*Stated goal*:
Copy out the records below word for word, keeping every line as it appears.

*Supplied material*:

###

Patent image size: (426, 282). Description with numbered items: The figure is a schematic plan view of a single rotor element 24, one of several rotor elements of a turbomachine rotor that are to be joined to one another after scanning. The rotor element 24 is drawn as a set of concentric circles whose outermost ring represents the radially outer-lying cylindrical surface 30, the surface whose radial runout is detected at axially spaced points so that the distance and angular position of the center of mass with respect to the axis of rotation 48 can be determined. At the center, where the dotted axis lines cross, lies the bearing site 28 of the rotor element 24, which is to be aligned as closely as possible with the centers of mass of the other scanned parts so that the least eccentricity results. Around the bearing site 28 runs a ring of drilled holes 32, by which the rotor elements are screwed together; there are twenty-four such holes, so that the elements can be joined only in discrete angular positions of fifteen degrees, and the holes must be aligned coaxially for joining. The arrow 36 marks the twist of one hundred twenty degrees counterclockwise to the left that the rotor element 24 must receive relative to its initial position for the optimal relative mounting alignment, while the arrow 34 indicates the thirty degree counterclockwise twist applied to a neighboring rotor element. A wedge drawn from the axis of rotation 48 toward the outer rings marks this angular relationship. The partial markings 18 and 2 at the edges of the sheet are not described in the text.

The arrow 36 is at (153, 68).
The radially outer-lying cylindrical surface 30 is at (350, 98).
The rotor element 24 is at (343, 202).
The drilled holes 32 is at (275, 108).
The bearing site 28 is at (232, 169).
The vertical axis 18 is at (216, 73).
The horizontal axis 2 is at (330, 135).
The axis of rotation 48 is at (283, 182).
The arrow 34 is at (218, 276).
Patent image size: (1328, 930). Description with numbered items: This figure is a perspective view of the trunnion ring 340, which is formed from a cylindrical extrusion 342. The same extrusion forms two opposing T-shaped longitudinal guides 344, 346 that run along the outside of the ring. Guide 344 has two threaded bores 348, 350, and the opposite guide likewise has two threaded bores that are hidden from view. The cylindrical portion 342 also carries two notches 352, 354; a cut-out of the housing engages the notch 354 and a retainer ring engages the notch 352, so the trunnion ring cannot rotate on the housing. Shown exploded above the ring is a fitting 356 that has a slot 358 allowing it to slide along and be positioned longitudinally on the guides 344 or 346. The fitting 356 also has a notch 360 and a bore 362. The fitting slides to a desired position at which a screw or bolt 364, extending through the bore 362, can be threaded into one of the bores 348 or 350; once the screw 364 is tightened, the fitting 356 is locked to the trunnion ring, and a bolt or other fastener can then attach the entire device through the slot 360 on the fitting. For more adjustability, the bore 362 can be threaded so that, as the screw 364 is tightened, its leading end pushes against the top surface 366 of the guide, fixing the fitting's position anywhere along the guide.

###

*Result of this exercise*:
Patent image size: (426, 282). Description with numbered items: The figure is a schematic plan view of a single rotor element 24, one of several rotor elements of a turbomachine rotor that are to be joined to one another after scanning. The rotor element 24 is drawn as a set of concentric circles whose outermost ring represents the radially outer-lying cylindrical surface 30, the surface whose radial runout is detected at axially spaced points so that the distance and angular position of the center of mass with respect to the axis of rotation 48 can be determined. At the center, where the dotted axis lines cross, lies the bearing site 28 of the rotor element 24, which is to be aligned as closely as possible with the centers of mass of the other scanned parts so that the least eccentricity results. Around the bearing site 28 runs a ring of drilled holes 32, by which the rotor elements are screwed together; there are twenty-four such holes, so that the elements can be joined only in discrete angular positions of fifteen degrees, and the holes must be aligned coaxially for joining. The arrow 36 marks the twist of one hundred twenty degrees counterclockwise to the left that the rotor element 24 must receive relative to its initial position for the optimal relative mounting alignment, while the arrow 34 indicates the thirty degree counterclockwise twist applied to a neighboring rotor element. A wedge drawn from the axis of rotation 48 toward the outer rings marks this angular relationship. The partial markings 18 and 2 at the edges of the sheet are not described in the text.

The arrow 36 is at (153, 68).
The radially outer-lying cylindrical surface 30 is at (350, 98).
The rotor element 24 is at (343, 202).
The drilled holes 32 is at (275, 108).
The bearing site 28 is at (232, 169).
The vertical axis 18 is at (216, 73).
The horizontal axis 2 is at (330, 135).
The axis of rotation 48 is at (283, 182).
The arrow 34 is at (218, 276).
Patent image size: (1328, 930). Description with numbered items: This figure is a perspective view of the trunnion ring 340, which is formed from a cylindrical extrusion 342. The same extrusion forms two opposing T-shaped longitudinal guides 344, 346 that run along the outside of the ring. Guide 344 has two threaded bores 348, 350, and the opposite guide likewise has two threaded bores that are hidden from view. The cylindrical portion 342 also carries two notches 352, 354; a cut-out of the housing engages the notch 354 and a retainer ring engages the notch 352, so the trunnion ring cannot rotate on the housing. Shown exploded above the ring is a fitting 356 that has a slot 358 allowing it to slide along and be positioned longitudinally on the guides 344 or 346. The fitting 356 also has a notch 360 and a bore 362. The fitting slides to a desired position at which a screw or bolt 364, extending through the bore 362, can be threaded into one of the bores 348 or 350; once the screw 364 is tightened, the fitting 356 is locked to the trunnion ring, and a bolt or other fastener can then attach the entire device through the slot 360 on the fitting. For more adjustability, the bore 362 can be threaded so that, as the screw 364 is tightened, its leading end pushes against the top surface 366 of the guide, fixing the fitting's position anywhere along the guide.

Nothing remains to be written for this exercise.